-- start of Selected extract --
I shot in RAW and I upped the exposure because that's the only way I could properly expose her skin. The dress is blown in almost every picture but the background in most of the pictures is well exposed, as is her skin. (In most of them.) I have been reading some of Scott Kelby's books and attempted to dodge and burn. Well, parts of the overexposed dress burned quite nicely and other parts still stayed way overexposed. So, I repeated the process over and over and over again, which never fixed the overexposure on several large blown spots on the dress.

Are there any other ways that I can fix blown spots on the dress without altering the background? I also tried selecting the dress and adjusting the exposure to bring the highlights back in but no matter how many different ways I tried this, something always looked off and seemed cut and pasted in.
-- end of Selected extract --
- [Prompt 1]: Rewrite the rows as a Markdown table with the columns No. and Entry. Begin at the row that contains "Point xyxy=(201,536,224,551)", stop after the row that contains "Point xyxy=(149,667,172,682)", and leave out any blank lines.
The post about the overexposed dress has no connection to the rows that come after it.
-- start of Input for this task --
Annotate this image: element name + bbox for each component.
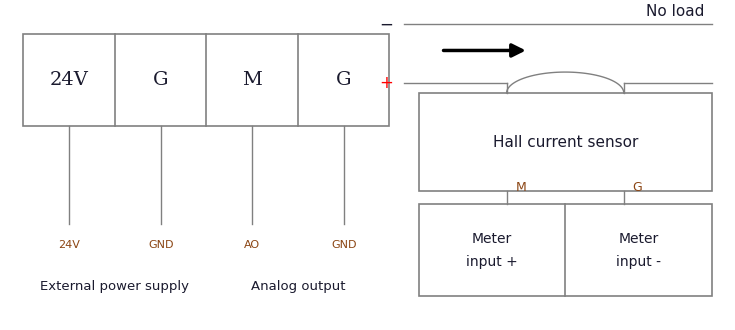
Text: Meter: Meter bbox=[618, 232, 659, 246]
Text: Analog output: Analog output bbox=[251, 280, 345, 293]
Text: External power supply: External power supply bbox=[40, 280, 190, 293]
Text: G: G bbox=[336, 71, 351, 89]
Text: GND: GND bbox=[331, 240, 356, 250]
Text: G: G bbox=[153, 71, 168, 89]
Text: M: M bbox=[243, 71, 262, 89]
Text: 24V: 24V bbox=[58, 240, 80, 250]
FancyBboxPatch shape bbox=[419, 93, 711, 191]
FancyBboxPatch shape bbox=[24, 34, 390, 126]
Text: AO: AO bbox=[244, 240, 260, 250]
Text: −: − bbox=[379, 15, 393, 33]
Text: GND: GND bbox=[148, 240, 173, 250]
Text: No load: No load bbox=[646, 4, 704, 19]
Text: +: + bbox=[379, 74, 393, 92]
Text: Meter: Meter bbox=[472, 232, 512, 246]
FancyBboxPatch shape bbox=[419, 204, 711, 296]
Text: 24V: 24V bbox=[50, 71, 88, 89]
Text: input -: input - bbox=[616, 254, 661, 269]
Text: M: M bbox=[515, 182, 526, 194]
Text: Hall current sensor: Hall current sensor bbox=[492, 135, 638, 149]
Text: input +: input + bbox=[466, 254, 518, 269]
Text: G: G bbox=[633, 182, 642, 194]
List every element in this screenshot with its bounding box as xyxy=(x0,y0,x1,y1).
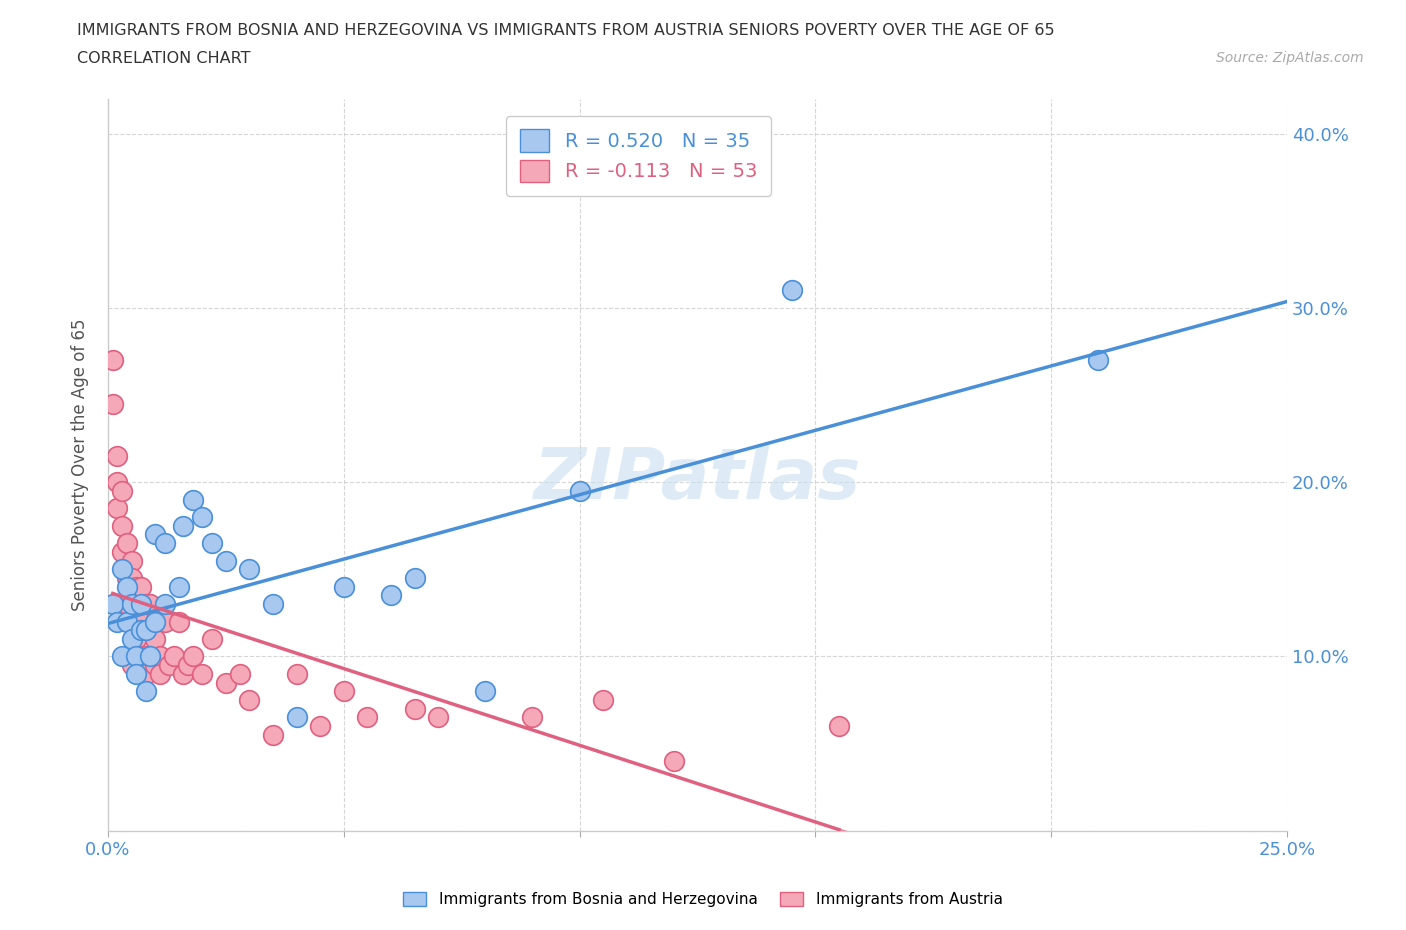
Point xyxy=(201,536,224,551)
Point xyxy=(121,597,143,612)
Point xyxy=(107,474,129,489)
Point xyxy=(129,614,152,629)
Legend: R = 0.520   N = 35, R = -0.113   N = 53: R = 0.520 N = 35, R = -0.113 N = 53 xyxy=(506,115,770,195)
Point xyxy=(333,579,356,594)
Point xyxy=(474,684,496,698)
Point xyxy=(135,597,157,612)
Point xyxy=(568,484,591,498)
Text: CORRELATION CHART: CORRELATION CHART xyxy=(77,51,250,66)
Point xyxy=(135,684,157,698)
Point xyxy=(125,667,148,682)
Point xyxy=(404,571,426,586)
Point xyxy=(181,492,204,507)
Legend: Immigrants from Bosnia and Herzegovina, Immigrants from Austria: Immigrants from Bosnia and Herzegovina, … xyxy=(398,885,1008,913)
Point xyxy=(262,597,284,612)
Point xyxy=(167,579,190,594)
Point xyxy=(121,631,143,646)
Point xyxy=(125,605,148,620)
Point xyxy=(149,667,172,682)
Point xyxy=(238,693,260,708)
Point xyxy=(125,631,148,646)
Point xyxy=(121,553,143,568)
Point xyxy=(135,667,157,682)
Point xyxy=(1087,352,1109,367)
Text: Source: ZipAtlas.com: Source: ZipAtlas.com xyxy=(1216,51,1364,65)
Point xyxy=(121,571,143,586)
Point xyxy=(153,597,176,612)
Point xyxy=(107,448,129,463)
Point xyxy=(129,579,152,594)
Point xyxy=(404,701,426,716)
Point xyxy=(107,501,129,516)
Point xyxy=(125,649,148,664)
Point xyxy=(309,719,332,734)
Point xyxy=(427,710,450,724)
Point xyxy=(143,631,166,646)
Point xyxy=(149,649,172,664)
Point xyxy=(111,544,134,559)
Point xyxy=(125,579,148,594)
Point xyxy=(356,710,378,724)
Point xyxy=(191,510,214,525)
Point xyxy=(115,597,138,612)
Point xyxy=(107,614,129,629)
Point xyxy=(139,597,162,612)
Point xyxy=(143,527,166,542)
Point xyxy=(191,667,214,682)
Point xyxy=(157,658,180,672)
Point xyxy=(229,667,252,682)
Point xyxy=(153,614,176,629)
Point xyxy=(115,614,138,629)
Point xyxy=(101,597,124,612)
Point xyxy=(380,588,402,603)
Point xyxy=(129,623,152,638)
Point xyxy=(172,518,194,533)
Point xyxy=(262,727,284,742)
Point xyxy=(143,614,166,629)
Point xyxy=(139,649,162,664)
Point xyxy=(101,396,124,411)
Point xyxy=(143,614,166,629)
Point xyxy=(163,649,186,664)
Point xyxy=(129,597,152,612)
Point xyxy=(181,649,204,664)
Point xyxy=(177,658,200,672)
Point xyxy=(238,562,260,577)
Point xyxy=(115,536,138,551)
Point xyxy=(828,719,851,734)
Point xyxy=(143,658,166,672)
Text: IMMIGRANTS FROM BOSNIA AND HERZEGOVINA VS IMMIGRANTS FROM AUSTRIA SENIORS POVERT: IMMIGRANTS FROM BOSNIA AND HERZEGOVINA V… xyxy=(77,23,1054,38)
Point xyxy=(522,710,544,724)
Point xyxy=(121,658,143,672)
Point xyxy=(201,631,224,646)
Point xyxy=(115,571,138,586)
Y-axis label: Seniors Poverty Over the Age of 65: Seniors Poverty Over the Age of 65 xyxy=(72,318,89,611)
Point xyxy=(167,614,190,629)
Point xyxy=(111,484,134,498)
Point xyxy=(111,562,134,577)
Point xyxy=(592,693,614,708)
Point xyxy=(111,518,134,533)
Point xyxy=(215,675,238,690)
Point xyxy=(115,579,138,594)
Point xyxy=(135,649,157,664)
Text: ZIPatlas: ZIPatlas xyxy=(534,445,862,514)
Point xyxy=(215,553,238,568)
Point xyxy=(129,649,152,664)
Point xyxy=(172,667,194,682)
Point xyxy=(101,352,124,367)
Point xyxy=(285,667,308,682)
Point xyxy=(111,649,134,664)
Point xyxy=(333,684,356,698)
Point xyxy=(153,536,176,551)
Point xyxy=(135,623,157,638)
Point xyxy=(139,649,162,664)
Point xyxy=(780,283,803,298)
Point xyxy=(662,753,685,768)
Point xyxy=(285,710,308,724)
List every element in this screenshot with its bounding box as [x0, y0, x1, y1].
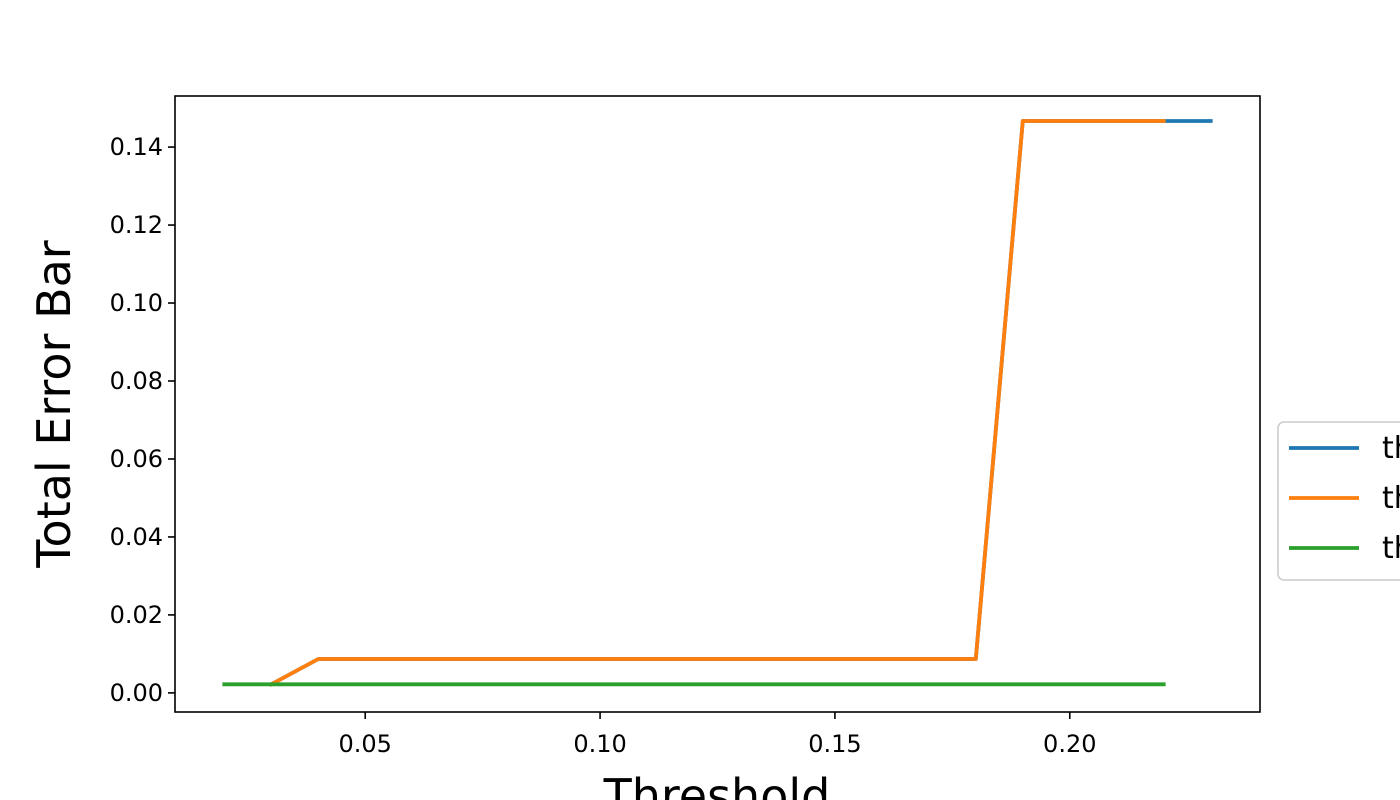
axes-frame: [174, 95, 1261, 713]
x-tick-label: 0.10: [573, 730, 626, 758]
x-tick-label: 0.15: [808, 730, 861, 758]
legend-label-1: th: [1382, 431, 1400, 466]
y-axis-ticks: 0.00 0.02 0.04 0.06 0.08 0.10 0.12 0.14: [110, 133, 175, 707]
y-tick-label: 0.06: [110, 445, 163, 473]
y-axis-label: Total Error Bar: [27, 240, 81, 569]
legend: th th th: [1277, 421, 1400, 581]
plot-lines: [222, 119, 1213, 687]
legend-frame: [1277, 421, 1400, 581]
x-axis-label: Threshold: [603, 769, 831, 800]
y-tick-label: 0.04: [110, 523, 163, 551]
x-tick-label: 0.20: [1043, 730, 1096, 758]
x-axis-ticks: 0.05 0.10 0.15 0.20: [339, 712, 1096, 758]
y-tick-label: 0.14: [110, 133, 163, 161]
series-line-2: [268, 119, 1166, 687]
x-tick-label: 0.05: [339, 730, 392, 758]
y-tick-label: 0.00: [110, 679, 163, 707]
legend-label-3: th: [1382, 531, 1400, 566]
y-tick-label: 0.12: [110, 211, 163, 239]
y-tick-label: 0.02: [110, 601, 163, 629]
y-tick-label: 0.10: [110, 289, 163, 317]
y-tick-label: 0.08: [110, 367, 163, 395]
legend-label-2: th: [1382, 481, 1400, 516]
legend-items: th th th: [1289, 431, 1400, 566]
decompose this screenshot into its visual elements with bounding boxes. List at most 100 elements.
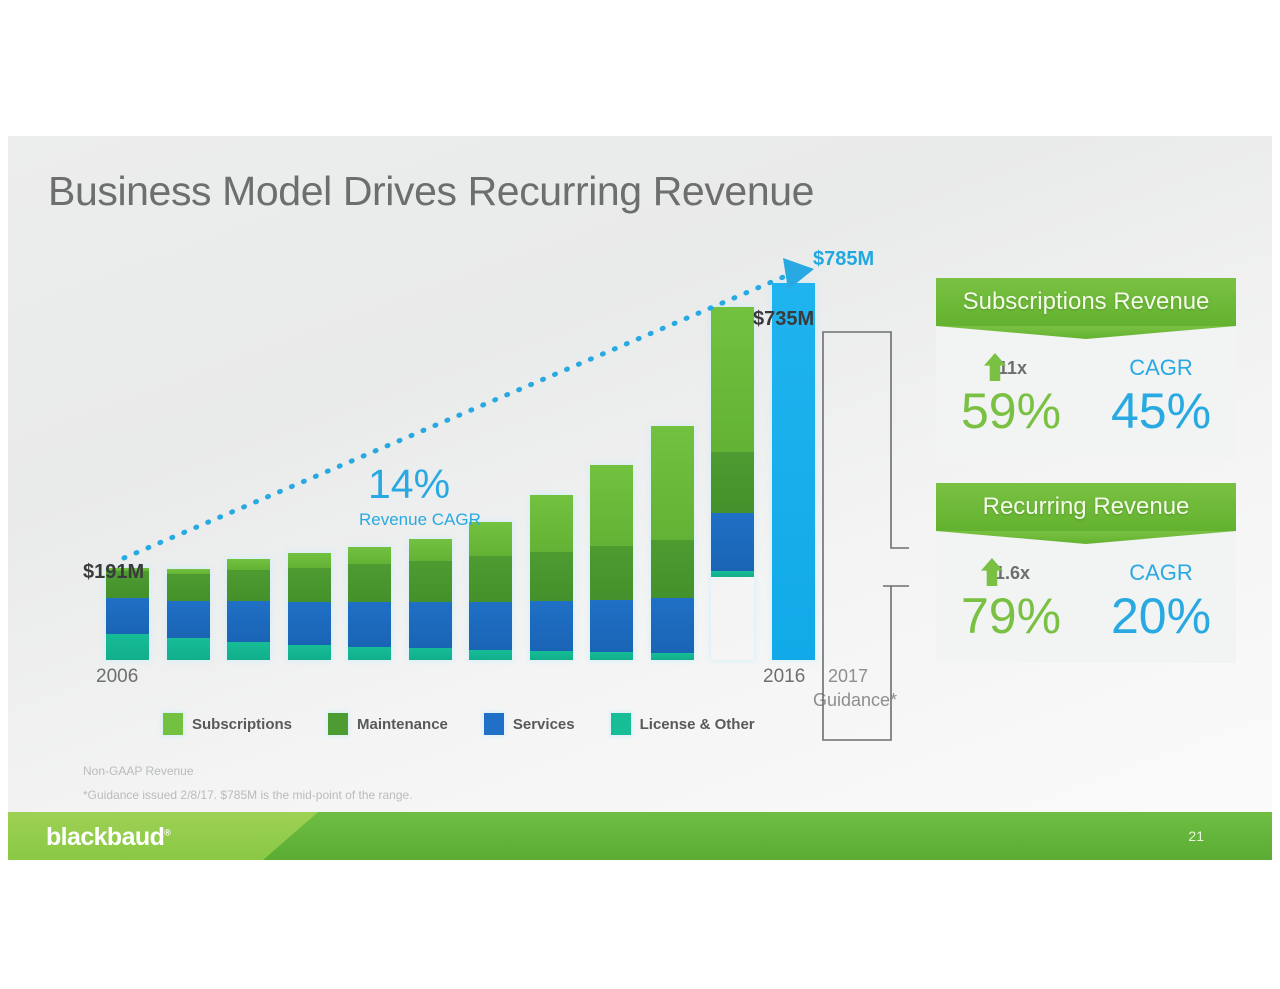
-- end of Input for this task --
- [Prompt 2]: Reproduce word for word the part of the post about the overexposed dress that begins at "I shot in RAW" and stops after "and pasted in.".

- [Exercise result 1]:
| No. | Entry |
|---|---|
| 1 | Point xyxy=(201,536,224,551) |
| 2 | Point xyxy=(121,597,143,612) |
| 3 | Point xyxy=(107,474,129,489) |
| 4 | Point xyxy=(129,614,152,629) |
| 5 | Legend: R = 0.520   N = 35, R = -0.113   N = 53: R = 0.520 N = 35, R = -0.113 N = 53 xyxy=(506,115,770,195) |
| 6 | Point xyxy=(333,579,356,594) |
| 7 | Point xyxy=(474,684,496,698) |
| 8 | Point xyxy=(135,597,157,612) |
| 9 | Point xyxy=(568,484,591,498) |
| 10 | Text: CORRELATION CHART: CORRELATION CHART xyxy=(77,51,250,66) |
| 11 | Point xyxy=(135,684,157,698) |
| 12 | Point xyxy=(125,667,148,682) |
| 13 | Point xyxy=(404,571,426,586) |
| 14 | Point xyxy=(181,492,204,507) |
| 15 | Legend: Immigrants from Bosnia and Herzegovina, Immigrants from Austria: Immigrants from Bosnia and Herzegovina, … xyxy=(398,885,1008,913) |
| 16 | Point xyxy=(262,597,284,612) |
| 17 | Point xyxy=(167,579,190,594) |
| 18 | Point xyxy=(121,631,143,646) |
| 19 | Point xyxy=(125,605,148,620) |
| 20 | Point xyxy=(149,667,172,682) |

- [Exercise result 2]:
I shot in RAW and I upped the exposure because that's the only way I could properly expose her skin. The dress is blown in almost every picture but the background in most of the pictures is well exposed, as is her skin. (In most of them.) I have been reading some of Scott Kelby's books and attempted to dodge and burn. Well, parts of the overexposed dress burned quite nicely and other parts still stayed way overexposed. So, I repeated the process over and over and over again, which never fixed the overexposure on several large blown spots on the dress.

Are there any other ways that I can fix blown spots on the dress without altering the background? I also tried selecting the dress and adjusting the exposure to bring the highlights back in but no matter how many different ways I tried this, something always looked off and seemed cut and pasted in.